TASK DETAILS
Your answer should be a single number: the count of lines containing "name".

===== DATA RECORDS

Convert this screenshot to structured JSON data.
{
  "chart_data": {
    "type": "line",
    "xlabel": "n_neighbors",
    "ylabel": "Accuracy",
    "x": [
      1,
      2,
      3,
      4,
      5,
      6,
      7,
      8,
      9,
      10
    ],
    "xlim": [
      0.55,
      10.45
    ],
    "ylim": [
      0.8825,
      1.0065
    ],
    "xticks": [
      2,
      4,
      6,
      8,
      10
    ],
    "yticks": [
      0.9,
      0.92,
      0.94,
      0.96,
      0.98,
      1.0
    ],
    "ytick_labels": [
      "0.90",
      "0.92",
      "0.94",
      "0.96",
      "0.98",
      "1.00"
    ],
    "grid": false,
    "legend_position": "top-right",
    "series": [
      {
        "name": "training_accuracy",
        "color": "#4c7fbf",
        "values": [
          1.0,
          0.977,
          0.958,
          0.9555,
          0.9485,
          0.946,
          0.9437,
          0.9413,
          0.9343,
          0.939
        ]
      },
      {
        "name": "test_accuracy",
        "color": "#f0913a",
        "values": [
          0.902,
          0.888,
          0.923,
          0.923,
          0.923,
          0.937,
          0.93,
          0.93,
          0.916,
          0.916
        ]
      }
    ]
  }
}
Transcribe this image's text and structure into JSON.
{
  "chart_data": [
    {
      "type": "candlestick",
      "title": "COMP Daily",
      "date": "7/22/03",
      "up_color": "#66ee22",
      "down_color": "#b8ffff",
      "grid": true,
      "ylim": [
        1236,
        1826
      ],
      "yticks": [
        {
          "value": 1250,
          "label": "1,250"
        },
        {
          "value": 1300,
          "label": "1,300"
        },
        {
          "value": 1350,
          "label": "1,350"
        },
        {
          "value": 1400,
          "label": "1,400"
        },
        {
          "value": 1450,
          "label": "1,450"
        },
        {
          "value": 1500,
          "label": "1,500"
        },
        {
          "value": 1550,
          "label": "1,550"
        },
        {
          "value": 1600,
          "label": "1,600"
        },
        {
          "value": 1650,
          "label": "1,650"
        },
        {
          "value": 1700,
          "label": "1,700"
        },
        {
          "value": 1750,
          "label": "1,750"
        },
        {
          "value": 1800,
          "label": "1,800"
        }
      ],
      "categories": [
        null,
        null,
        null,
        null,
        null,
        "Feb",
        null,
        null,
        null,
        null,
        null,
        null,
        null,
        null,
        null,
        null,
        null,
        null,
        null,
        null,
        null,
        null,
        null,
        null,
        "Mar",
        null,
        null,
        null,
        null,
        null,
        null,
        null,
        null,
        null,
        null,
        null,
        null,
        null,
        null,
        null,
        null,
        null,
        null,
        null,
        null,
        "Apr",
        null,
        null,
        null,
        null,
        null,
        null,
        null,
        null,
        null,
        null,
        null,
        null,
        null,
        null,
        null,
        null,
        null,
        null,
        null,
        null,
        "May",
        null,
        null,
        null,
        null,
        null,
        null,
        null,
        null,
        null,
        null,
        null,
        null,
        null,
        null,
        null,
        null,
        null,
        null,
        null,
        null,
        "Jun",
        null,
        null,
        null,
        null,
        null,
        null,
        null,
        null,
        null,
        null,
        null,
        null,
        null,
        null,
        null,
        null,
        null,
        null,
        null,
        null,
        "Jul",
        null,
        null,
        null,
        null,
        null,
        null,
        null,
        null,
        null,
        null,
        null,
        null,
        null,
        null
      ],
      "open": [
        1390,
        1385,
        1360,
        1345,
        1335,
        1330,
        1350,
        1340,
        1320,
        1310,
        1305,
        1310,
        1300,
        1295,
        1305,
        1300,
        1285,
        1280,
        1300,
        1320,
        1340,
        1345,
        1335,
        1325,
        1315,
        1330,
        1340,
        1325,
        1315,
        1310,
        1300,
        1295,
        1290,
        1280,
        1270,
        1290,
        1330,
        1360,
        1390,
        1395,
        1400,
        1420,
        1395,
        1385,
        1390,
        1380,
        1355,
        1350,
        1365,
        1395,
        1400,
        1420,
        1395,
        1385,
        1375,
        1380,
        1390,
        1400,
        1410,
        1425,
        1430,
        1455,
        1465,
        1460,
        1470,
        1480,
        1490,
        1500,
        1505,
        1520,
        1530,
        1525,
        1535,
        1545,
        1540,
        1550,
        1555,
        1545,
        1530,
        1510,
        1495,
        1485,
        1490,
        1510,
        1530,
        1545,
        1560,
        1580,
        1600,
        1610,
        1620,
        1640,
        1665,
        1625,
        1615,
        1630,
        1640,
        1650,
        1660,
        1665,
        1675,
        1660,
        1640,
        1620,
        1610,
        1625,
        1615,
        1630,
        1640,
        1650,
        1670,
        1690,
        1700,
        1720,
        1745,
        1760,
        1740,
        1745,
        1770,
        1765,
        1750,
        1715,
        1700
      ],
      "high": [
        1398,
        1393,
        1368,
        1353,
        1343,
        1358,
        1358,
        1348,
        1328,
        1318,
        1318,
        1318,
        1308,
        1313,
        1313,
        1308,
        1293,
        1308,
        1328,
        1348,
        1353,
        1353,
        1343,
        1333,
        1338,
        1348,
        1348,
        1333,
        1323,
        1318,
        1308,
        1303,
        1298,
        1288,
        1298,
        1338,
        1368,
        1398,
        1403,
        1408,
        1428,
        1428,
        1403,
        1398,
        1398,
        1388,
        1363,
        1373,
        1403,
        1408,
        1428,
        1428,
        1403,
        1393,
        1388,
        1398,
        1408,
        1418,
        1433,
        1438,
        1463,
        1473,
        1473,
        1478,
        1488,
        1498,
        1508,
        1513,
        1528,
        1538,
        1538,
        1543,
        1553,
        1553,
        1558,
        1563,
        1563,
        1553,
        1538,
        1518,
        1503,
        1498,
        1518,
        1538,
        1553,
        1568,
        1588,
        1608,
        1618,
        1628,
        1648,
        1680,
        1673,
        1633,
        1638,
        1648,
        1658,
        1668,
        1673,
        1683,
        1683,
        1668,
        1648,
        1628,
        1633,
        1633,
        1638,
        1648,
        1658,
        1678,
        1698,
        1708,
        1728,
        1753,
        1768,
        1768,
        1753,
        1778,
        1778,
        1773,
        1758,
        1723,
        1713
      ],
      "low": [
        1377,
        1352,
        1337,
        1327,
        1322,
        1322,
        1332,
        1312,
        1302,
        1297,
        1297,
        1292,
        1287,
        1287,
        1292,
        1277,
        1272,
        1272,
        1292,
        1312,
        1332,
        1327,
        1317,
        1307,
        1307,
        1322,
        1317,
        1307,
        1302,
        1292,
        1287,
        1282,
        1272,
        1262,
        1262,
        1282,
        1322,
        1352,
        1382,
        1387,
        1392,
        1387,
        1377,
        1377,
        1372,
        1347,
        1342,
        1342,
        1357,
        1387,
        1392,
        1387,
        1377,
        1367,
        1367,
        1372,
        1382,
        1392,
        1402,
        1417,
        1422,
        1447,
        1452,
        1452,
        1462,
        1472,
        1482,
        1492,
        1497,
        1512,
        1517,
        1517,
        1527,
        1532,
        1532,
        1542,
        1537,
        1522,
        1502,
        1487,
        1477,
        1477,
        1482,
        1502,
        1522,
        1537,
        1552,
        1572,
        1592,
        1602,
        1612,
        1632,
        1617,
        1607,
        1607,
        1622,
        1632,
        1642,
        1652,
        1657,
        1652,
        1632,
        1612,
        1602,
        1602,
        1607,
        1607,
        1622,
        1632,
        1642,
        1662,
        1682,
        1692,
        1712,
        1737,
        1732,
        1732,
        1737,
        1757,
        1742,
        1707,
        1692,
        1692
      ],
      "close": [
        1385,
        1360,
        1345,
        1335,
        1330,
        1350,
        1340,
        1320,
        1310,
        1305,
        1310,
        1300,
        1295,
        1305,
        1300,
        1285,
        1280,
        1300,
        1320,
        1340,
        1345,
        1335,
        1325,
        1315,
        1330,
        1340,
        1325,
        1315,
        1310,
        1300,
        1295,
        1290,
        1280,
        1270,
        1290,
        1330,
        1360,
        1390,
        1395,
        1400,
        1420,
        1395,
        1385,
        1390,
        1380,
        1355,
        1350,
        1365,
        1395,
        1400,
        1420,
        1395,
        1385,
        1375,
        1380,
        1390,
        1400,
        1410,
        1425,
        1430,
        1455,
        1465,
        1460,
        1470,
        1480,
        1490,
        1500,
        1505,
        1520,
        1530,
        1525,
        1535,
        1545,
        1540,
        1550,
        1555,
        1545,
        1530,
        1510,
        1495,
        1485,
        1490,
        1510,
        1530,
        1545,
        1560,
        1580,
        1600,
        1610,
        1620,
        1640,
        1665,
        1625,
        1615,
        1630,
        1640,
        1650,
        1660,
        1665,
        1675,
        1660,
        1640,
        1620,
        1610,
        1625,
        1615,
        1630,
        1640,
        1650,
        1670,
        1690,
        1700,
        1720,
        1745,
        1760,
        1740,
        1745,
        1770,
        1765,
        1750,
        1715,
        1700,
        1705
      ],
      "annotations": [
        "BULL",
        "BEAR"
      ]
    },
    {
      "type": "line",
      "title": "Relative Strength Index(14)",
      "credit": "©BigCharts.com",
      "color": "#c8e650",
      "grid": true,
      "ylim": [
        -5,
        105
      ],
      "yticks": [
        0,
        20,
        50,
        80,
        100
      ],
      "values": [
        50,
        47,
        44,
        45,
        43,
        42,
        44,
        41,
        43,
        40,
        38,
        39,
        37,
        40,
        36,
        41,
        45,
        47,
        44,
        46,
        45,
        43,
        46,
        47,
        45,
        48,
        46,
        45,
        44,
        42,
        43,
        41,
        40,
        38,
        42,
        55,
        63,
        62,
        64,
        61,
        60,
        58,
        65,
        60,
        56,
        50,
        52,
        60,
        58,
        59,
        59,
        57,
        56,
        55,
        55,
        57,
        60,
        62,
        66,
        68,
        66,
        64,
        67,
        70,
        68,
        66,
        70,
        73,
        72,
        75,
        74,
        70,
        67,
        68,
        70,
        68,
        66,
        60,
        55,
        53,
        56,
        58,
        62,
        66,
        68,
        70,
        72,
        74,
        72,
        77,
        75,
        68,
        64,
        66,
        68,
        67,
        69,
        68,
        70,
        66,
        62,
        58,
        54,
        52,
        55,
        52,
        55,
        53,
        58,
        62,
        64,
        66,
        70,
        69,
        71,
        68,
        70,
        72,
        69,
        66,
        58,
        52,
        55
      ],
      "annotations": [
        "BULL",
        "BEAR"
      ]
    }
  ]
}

==========

ANSWER FOR THE TASK
2